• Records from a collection
*****
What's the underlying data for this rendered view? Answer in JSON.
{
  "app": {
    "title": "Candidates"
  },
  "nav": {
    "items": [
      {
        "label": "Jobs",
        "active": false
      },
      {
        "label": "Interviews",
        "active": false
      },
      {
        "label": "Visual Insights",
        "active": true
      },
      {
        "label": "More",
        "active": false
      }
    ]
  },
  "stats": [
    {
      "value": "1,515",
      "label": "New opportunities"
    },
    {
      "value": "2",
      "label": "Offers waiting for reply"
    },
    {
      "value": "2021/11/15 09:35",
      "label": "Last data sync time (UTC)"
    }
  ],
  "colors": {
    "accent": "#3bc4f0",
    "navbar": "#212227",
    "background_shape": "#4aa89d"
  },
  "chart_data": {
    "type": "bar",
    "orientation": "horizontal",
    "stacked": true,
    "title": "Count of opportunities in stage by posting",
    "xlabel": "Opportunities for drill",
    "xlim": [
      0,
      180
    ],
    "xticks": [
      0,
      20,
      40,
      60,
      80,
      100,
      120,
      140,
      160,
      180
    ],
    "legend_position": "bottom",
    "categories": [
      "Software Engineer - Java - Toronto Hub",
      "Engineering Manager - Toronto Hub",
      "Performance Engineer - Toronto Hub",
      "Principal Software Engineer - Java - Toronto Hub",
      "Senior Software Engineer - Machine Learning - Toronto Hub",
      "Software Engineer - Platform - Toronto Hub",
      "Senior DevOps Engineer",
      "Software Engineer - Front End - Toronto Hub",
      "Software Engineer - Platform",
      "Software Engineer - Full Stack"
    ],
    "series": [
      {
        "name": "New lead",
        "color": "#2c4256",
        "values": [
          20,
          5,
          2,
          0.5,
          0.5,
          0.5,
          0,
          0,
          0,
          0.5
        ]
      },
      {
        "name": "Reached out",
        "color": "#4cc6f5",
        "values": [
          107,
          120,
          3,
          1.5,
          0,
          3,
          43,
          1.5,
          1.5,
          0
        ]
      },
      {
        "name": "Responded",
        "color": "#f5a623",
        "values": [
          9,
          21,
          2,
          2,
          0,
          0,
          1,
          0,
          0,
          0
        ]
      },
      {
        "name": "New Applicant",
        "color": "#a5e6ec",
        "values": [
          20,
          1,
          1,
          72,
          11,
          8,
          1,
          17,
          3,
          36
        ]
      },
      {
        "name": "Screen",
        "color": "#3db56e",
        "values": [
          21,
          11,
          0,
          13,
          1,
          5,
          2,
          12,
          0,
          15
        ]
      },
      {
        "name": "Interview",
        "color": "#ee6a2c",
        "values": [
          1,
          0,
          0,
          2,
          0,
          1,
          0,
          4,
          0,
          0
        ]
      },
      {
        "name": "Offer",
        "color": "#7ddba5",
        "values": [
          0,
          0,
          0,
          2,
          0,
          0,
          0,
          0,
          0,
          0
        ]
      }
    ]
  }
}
*****
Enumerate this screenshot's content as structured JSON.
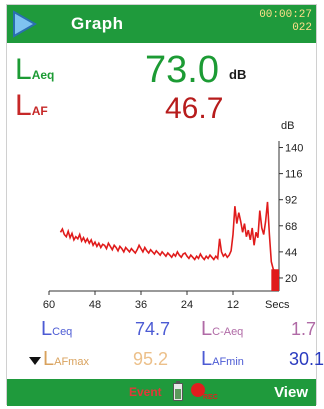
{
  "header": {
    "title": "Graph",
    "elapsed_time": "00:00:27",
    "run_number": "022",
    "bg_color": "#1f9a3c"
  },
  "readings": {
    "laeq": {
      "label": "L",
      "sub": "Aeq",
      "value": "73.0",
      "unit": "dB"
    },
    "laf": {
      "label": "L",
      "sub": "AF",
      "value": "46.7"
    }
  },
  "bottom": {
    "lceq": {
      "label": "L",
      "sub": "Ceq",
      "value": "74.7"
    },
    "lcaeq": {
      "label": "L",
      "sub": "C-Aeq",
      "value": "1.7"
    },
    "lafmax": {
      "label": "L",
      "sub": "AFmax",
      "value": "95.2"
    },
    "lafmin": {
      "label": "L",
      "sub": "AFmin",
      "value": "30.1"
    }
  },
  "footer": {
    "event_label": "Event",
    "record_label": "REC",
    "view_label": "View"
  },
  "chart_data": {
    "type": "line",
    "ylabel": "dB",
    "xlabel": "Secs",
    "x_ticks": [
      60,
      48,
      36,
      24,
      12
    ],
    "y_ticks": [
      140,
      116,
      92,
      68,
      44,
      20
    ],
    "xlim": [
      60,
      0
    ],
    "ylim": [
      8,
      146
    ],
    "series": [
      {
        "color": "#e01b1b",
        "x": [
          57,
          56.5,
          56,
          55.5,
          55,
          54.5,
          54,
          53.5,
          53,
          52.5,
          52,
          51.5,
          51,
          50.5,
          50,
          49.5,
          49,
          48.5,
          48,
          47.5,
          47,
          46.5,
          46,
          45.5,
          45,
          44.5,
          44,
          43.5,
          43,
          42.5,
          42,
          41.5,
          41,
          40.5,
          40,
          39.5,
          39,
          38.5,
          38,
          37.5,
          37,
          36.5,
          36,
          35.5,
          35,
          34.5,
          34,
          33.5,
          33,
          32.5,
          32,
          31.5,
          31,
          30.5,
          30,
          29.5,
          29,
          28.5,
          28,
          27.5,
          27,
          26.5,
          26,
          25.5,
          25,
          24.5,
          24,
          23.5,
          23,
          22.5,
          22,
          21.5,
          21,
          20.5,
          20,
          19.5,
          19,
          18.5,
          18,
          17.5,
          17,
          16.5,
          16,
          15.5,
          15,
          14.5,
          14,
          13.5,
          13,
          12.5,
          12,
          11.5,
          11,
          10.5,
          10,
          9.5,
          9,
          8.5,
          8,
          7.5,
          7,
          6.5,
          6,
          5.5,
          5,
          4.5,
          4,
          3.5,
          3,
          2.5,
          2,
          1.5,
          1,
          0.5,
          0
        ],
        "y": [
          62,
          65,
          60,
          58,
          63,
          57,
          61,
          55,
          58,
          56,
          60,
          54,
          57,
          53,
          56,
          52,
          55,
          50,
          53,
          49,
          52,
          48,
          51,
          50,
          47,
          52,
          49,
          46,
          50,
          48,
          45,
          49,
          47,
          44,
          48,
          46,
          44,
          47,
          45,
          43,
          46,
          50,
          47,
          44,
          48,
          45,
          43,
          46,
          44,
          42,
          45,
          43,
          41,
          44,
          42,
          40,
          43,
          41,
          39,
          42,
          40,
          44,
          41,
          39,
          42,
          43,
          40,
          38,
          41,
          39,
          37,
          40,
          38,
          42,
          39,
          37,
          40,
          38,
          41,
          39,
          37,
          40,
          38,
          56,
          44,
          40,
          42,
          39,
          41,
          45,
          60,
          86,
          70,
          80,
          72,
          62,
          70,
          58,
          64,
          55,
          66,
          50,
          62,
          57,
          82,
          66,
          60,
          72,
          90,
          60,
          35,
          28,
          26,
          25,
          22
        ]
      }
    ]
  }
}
*****
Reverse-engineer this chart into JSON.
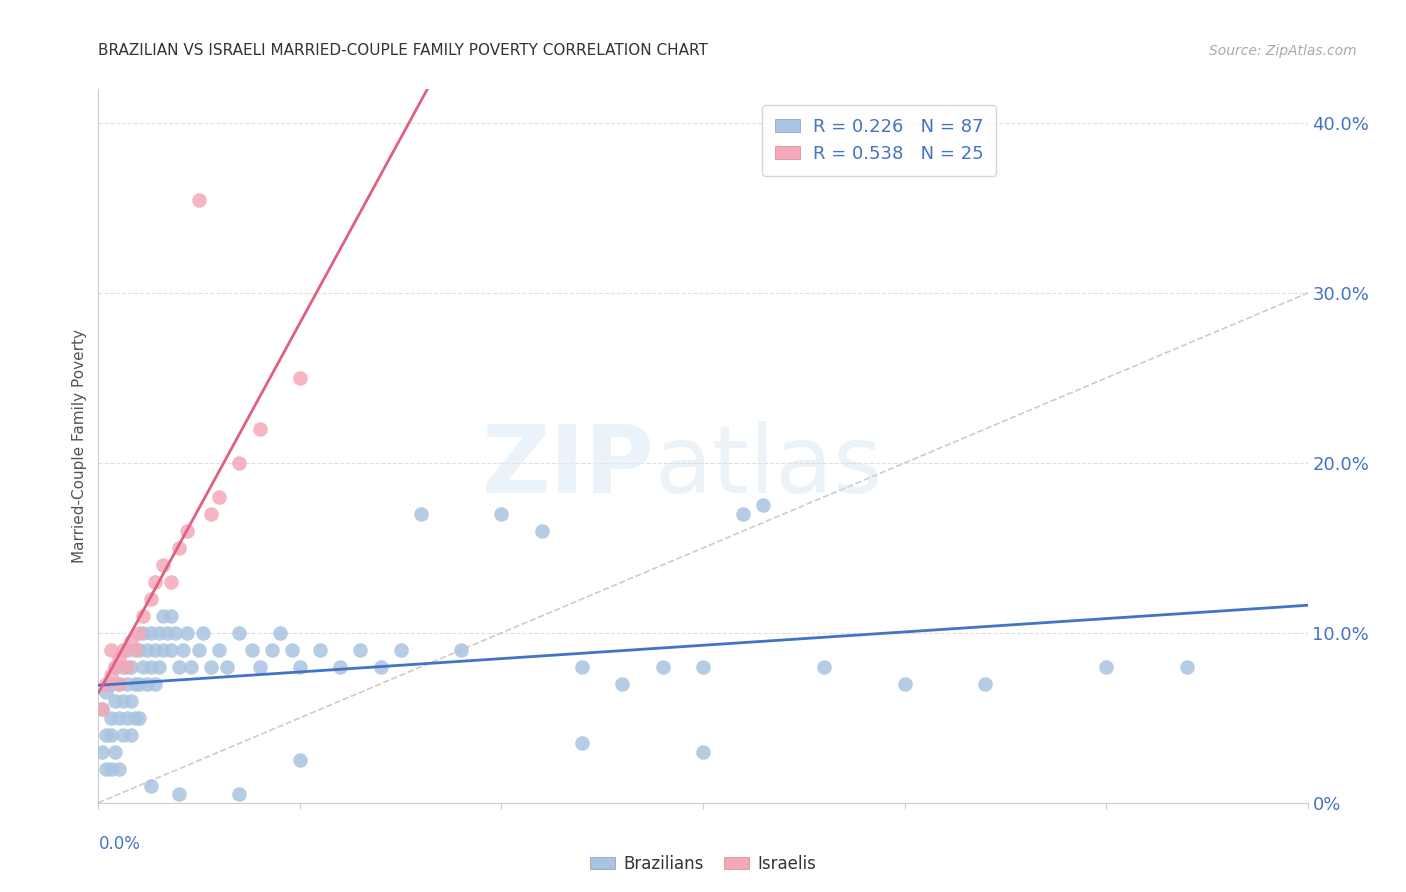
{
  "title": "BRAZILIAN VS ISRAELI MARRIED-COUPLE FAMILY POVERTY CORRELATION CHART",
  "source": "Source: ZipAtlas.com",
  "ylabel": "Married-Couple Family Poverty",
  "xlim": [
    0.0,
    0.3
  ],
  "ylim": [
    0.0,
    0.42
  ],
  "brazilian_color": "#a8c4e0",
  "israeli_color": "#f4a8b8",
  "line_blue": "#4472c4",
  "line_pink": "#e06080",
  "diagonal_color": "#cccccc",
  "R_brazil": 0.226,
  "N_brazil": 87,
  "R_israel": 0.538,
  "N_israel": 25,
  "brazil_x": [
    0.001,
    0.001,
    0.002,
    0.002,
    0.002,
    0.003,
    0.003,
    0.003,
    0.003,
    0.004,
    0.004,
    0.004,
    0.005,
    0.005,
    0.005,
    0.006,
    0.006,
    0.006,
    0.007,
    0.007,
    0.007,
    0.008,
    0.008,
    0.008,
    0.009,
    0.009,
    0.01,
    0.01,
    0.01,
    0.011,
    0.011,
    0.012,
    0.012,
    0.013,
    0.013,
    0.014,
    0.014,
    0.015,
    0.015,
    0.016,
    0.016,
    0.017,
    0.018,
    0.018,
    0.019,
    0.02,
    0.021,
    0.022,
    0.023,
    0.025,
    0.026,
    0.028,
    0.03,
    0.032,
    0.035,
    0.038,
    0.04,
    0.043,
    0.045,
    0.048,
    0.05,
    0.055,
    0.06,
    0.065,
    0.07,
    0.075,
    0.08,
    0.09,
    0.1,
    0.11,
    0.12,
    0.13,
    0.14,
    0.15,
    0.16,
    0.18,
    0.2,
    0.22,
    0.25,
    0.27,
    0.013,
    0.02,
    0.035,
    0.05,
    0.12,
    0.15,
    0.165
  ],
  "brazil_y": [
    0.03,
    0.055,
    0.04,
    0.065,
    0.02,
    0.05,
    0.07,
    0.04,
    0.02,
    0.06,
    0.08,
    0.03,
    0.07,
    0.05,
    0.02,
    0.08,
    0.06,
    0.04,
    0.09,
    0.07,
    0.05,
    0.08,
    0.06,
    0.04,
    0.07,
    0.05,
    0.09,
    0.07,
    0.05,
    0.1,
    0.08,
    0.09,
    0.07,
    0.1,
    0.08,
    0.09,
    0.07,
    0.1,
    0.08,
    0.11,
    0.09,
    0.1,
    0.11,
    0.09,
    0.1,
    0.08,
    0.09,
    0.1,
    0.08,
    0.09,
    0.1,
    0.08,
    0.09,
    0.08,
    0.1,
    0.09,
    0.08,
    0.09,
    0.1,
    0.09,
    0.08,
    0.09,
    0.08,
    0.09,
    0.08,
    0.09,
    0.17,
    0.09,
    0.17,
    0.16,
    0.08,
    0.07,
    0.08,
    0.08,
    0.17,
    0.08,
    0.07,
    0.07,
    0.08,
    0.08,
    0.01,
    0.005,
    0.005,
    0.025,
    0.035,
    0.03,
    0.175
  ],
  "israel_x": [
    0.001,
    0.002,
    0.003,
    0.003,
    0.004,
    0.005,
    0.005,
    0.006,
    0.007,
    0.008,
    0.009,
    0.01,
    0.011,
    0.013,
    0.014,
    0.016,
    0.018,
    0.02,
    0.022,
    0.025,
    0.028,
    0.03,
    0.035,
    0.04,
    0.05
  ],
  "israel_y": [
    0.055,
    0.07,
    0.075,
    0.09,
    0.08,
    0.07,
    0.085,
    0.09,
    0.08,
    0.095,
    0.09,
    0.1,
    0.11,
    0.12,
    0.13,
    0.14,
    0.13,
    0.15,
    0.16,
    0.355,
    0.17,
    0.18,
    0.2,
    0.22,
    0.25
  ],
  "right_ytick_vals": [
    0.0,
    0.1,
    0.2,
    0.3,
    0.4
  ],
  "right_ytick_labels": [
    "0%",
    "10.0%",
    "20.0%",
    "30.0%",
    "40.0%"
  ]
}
*****
• Short exercise
Where a line contains "Platform", copy that line.

• Response
      "Software Engineer - Platform - Toronto Hub",
      "Software Engineer - Platform",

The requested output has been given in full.